→ Task directions:
Switch "motor" to "engine" in the stretch from the start of the records through the line containing "The chain 105 is at (505, 234).", and give those lines back otherwise unchanged, leaving the pictures out.

→ Dataset content:

•••••

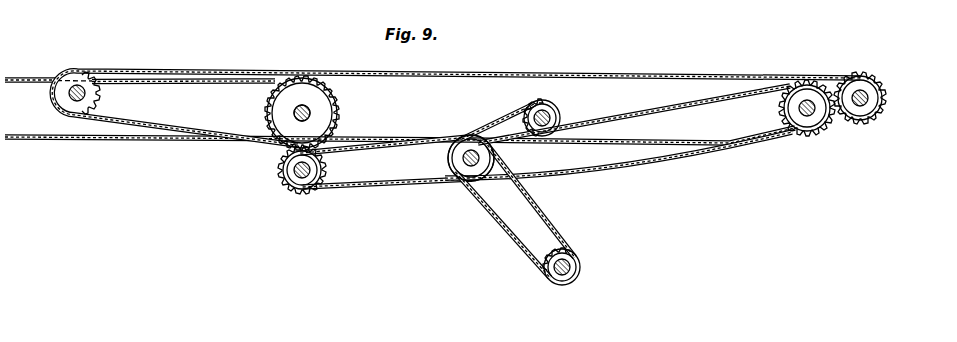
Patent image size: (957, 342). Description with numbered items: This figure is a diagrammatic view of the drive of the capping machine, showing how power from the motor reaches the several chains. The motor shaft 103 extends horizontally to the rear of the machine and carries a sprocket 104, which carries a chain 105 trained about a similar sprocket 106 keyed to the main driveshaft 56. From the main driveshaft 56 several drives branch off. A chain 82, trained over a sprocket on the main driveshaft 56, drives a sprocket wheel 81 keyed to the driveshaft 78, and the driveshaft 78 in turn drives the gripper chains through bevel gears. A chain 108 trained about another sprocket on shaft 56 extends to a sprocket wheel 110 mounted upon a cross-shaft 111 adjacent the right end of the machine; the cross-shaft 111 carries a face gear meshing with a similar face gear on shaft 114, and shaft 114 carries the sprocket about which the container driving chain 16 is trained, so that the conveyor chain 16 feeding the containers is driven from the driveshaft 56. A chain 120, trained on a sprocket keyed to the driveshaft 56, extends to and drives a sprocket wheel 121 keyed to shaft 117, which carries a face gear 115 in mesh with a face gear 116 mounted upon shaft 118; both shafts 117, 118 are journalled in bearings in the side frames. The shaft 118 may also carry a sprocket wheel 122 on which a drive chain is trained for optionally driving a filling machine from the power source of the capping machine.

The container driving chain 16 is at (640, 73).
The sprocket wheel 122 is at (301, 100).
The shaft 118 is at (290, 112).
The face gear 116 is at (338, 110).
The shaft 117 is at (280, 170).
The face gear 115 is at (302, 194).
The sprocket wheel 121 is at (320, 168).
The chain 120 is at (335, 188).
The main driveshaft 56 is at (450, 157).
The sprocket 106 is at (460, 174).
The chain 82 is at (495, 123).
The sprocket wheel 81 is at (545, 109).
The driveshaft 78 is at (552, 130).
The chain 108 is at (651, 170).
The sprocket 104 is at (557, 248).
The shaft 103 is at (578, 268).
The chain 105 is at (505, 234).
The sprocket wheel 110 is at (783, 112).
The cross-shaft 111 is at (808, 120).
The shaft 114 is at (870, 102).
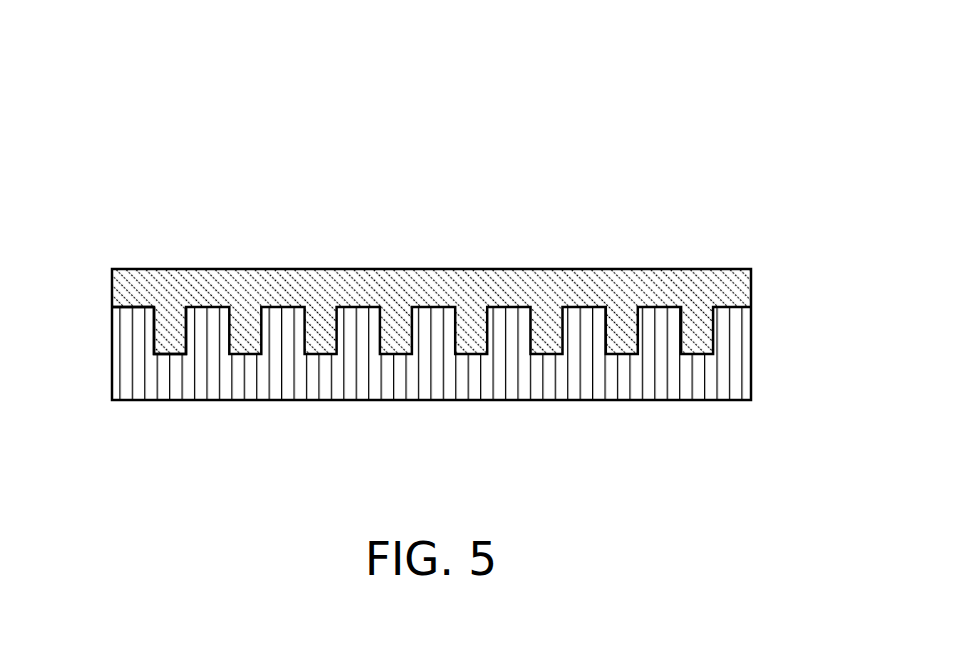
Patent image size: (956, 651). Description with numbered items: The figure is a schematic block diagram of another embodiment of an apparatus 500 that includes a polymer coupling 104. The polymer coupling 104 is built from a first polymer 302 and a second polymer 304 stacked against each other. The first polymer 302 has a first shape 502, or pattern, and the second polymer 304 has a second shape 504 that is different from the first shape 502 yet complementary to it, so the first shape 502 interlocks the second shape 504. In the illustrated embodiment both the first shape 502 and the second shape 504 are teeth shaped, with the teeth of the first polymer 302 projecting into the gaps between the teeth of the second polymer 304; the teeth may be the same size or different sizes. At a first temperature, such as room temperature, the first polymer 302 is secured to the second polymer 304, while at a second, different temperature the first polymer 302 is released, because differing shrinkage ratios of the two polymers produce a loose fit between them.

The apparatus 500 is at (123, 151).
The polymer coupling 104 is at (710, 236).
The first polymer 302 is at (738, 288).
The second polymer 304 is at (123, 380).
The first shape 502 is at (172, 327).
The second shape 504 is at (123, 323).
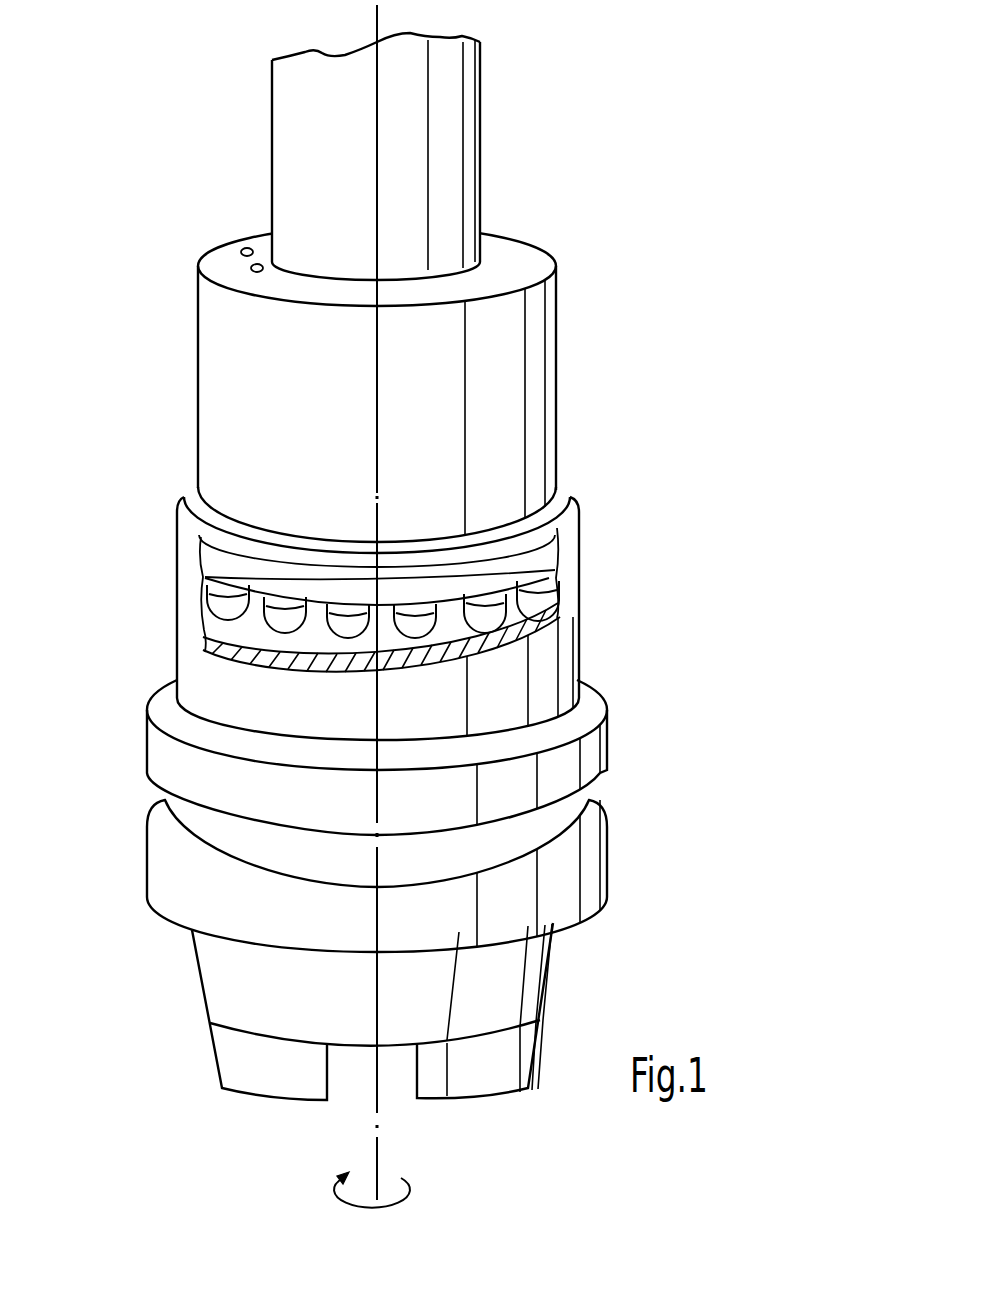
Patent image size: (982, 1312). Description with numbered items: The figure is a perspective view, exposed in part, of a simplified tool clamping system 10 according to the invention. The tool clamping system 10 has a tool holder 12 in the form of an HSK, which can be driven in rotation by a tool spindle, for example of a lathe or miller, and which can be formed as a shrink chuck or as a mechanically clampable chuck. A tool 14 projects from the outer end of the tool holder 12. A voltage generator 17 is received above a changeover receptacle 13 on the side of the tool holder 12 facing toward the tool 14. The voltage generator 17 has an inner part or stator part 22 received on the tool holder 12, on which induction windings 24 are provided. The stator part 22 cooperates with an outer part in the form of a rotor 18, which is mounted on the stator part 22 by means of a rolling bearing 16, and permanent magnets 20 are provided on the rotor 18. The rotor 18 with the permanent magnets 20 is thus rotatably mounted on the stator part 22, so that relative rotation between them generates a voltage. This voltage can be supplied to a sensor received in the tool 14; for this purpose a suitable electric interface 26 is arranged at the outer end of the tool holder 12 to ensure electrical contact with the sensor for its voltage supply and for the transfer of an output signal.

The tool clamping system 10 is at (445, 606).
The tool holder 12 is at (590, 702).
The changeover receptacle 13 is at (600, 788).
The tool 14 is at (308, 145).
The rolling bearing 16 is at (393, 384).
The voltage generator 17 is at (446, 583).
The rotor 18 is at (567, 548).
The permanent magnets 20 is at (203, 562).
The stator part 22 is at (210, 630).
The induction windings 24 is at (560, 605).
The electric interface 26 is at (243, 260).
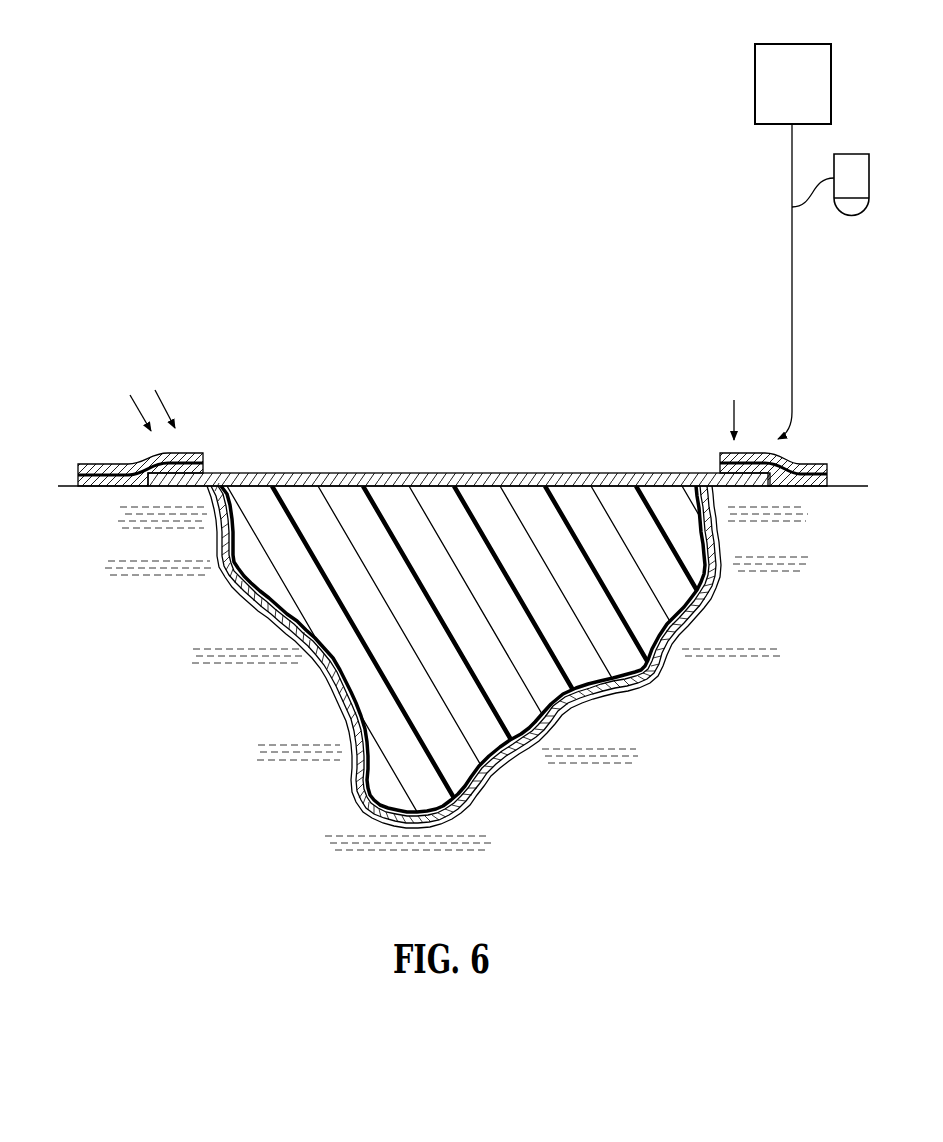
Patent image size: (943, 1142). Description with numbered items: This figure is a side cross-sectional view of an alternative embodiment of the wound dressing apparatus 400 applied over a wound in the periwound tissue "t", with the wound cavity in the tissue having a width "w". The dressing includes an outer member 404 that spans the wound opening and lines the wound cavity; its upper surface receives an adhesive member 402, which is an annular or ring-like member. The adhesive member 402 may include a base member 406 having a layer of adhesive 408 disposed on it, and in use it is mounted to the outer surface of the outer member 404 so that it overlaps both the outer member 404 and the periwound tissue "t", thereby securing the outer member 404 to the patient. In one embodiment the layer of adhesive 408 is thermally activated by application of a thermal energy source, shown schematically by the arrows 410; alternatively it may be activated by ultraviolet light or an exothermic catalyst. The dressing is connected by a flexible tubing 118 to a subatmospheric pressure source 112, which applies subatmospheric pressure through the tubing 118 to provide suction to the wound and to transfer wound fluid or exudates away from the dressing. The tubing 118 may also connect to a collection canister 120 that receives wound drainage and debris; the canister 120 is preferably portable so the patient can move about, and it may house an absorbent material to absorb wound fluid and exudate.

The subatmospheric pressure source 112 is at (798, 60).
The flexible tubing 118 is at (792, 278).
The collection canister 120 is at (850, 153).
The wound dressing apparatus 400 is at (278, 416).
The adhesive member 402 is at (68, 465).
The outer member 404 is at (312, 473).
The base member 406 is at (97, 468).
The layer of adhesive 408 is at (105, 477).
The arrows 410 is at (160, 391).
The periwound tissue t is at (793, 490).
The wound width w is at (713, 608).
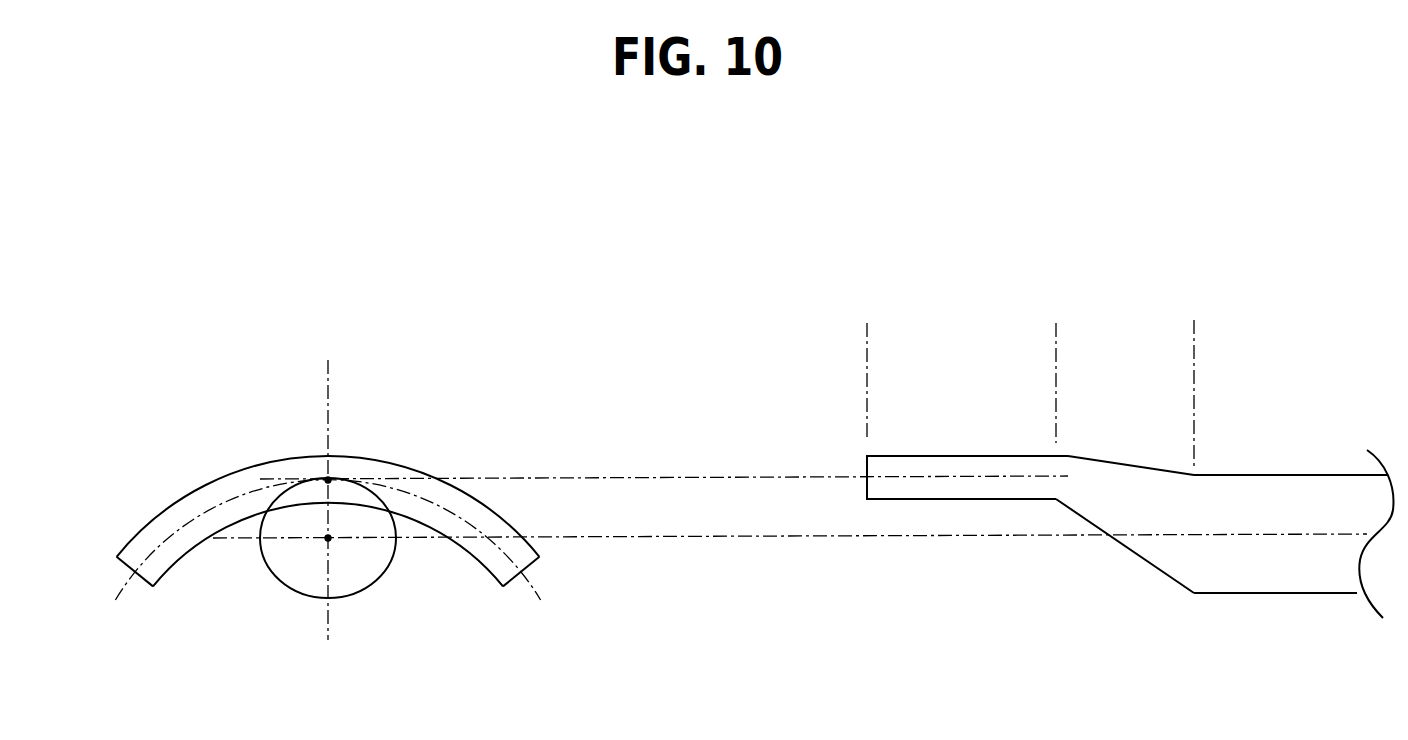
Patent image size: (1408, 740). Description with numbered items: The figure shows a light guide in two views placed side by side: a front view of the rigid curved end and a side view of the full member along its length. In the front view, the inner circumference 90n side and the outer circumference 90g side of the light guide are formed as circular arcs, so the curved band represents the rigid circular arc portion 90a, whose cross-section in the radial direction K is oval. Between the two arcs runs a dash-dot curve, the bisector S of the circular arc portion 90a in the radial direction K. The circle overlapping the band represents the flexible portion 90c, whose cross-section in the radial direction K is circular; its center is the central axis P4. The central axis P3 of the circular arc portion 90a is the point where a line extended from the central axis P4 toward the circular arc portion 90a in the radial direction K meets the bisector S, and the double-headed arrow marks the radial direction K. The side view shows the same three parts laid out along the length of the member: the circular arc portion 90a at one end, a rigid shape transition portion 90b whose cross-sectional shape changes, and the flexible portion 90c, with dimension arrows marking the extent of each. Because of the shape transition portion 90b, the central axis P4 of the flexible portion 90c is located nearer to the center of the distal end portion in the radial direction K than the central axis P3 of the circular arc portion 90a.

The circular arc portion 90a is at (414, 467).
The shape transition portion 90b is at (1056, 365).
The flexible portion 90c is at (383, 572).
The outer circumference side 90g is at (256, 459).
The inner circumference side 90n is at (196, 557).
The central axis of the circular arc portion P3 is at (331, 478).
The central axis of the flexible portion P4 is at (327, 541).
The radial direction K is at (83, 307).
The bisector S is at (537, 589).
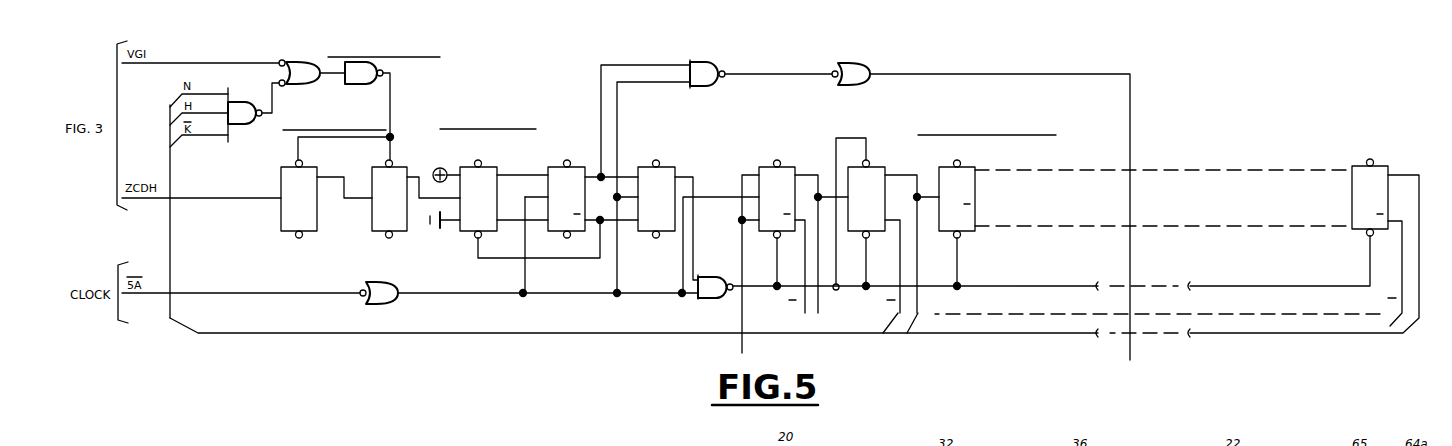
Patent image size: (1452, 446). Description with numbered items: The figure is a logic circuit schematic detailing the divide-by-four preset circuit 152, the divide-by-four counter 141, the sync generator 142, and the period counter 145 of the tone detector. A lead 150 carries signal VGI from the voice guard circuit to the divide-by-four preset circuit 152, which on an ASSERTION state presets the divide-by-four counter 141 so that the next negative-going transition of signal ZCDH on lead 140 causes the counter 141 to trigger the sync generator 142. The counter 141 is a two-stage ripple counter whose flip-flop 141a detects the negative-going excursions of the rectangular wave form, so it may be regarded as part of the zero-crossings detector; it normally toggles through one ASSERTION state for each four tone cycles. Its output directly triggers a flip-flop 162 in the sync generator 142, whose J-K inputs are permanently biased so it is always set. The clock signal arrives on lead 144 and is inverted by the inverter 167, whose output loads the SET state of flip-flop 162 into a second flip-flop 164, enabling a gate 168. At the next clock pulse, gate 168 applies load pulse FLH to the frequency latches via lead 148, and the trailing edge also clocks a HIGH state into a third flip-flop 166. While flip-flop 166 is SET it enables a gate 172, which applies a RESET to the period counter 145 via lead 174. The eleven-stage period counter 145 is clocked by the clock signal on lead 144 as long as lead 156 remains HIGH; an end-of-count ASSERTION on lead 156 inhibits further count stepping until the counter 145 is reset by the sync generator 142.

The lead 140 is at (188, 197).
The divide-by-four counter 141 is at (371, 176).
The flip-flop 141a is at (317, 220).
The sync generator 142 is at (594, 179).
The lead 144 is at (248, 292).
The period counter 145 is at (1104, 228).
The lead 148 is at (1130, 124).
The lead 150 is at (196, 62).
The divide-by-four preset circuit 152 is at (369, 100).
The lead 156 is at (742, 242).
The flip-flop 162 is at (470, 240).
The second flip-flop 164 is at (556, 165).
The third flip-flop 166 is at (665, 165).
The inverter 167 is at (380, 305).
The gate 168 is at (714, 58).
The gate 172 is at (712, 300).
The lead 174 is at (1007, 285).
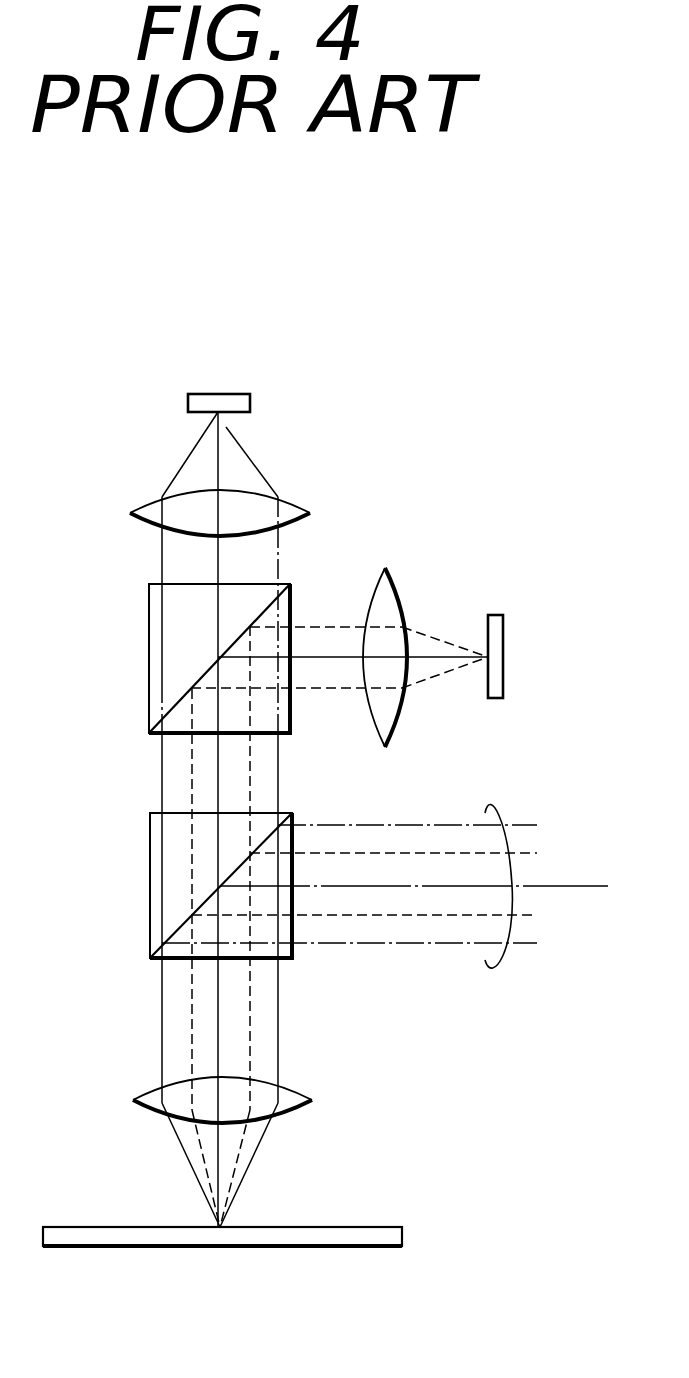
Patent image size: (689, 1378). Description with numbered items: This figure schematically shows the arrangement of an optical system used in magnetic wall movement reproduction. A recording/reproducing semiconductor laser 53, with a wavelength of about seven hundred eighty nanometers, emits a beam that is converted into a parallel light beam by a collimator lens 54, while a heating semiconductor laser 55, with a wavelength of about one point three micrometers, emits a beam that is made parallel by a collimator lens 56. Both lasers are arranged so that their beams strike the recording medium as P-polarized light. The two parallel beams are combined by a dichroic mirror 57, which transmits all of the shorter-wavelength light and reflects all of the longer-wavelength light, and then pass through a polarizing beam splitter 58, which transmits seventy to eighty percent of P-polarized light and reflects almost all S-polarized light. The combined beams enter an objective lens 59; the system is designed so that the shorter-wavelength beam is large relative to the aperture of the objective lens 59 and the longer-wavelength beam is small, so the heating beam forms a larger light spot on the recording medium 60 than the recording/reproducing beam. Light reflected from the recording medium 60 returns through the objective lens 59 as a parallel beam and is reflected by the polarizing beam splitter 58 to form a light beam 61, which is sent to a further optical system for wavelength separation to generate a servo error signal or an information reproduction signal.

•••••

→ Written answer:
Patent image size: (957, 342). Description with numbered items: This figure is a diagrammatic view of the drive of the capping machine, showing how power from the engine reaches the several chains. The engine shaft 103 extends horizontally to the rear of the machine and carries a sprocket 104, which carries a chain 105 trained about a similar sprocket 106 keyed to the main driveshaft 56. From the main driveshaft 56 several drives branch off. A chain 82, trained over a sprocket on the main driveshaft 56, drives a sprocket wheel 81 keyed to the driveshaft 78, and the driveshaft 78 in turn drives the gripper chains through bevel gears. A chain 108 trained about another sprocket on shaft 56 extends to a sprocket wheel 110 mounted upon a cross-shaft 111 adjacent the right end of the machine; the cross-shaft 111 carries a face gear meshing with a similar face gear on shaft 114, and shaft 114 carries the sprocket about which the container driving chain 16 is trained, so that the conveyor chain 16 feeding the containers is driven from the driveshaft 56. A chain 120, trained on a sprocket keyed to the driveshaft 56, extends to and drives a sprocket wheel 121 keyed to shaft 117, which carries a face gear 115 in mesh with a face gear 116 mounted upon shaft 118; both shafts 117, 118 are journalled in bearings in the side frames. The shaft 118 may also carry a sprocket wheel 122 on which a drive chain is trained for optionally driving a filling machine from the power source of the capping machine.

The container driving chain 16 is at (640, 73).
The sprocket wheel 122 is at (301, 100).
The shaft 118 is at (290, 112).
The face gear 116 is at (338, 110).
The shaft 117 is at (280, 170).
The face gear 115 is at (302, 194).
The sprocket wheel 121 is at (320, 168).
The chain 120 is at (335, 188).
The main driveshaft 56 is at (450, 157).
The sprocket 106 is at (460, 174).
The chain 82 is at (495, 123).
The sprocket wheel 81 is at (545, 109).
The driveshaft 78 is at (552, 130).
The chain 108 is at (651, 170).
The sprocket 104 is at (557, 248).
The shaft 103 is at (578, 268).
The chain 105 is at (505, 234).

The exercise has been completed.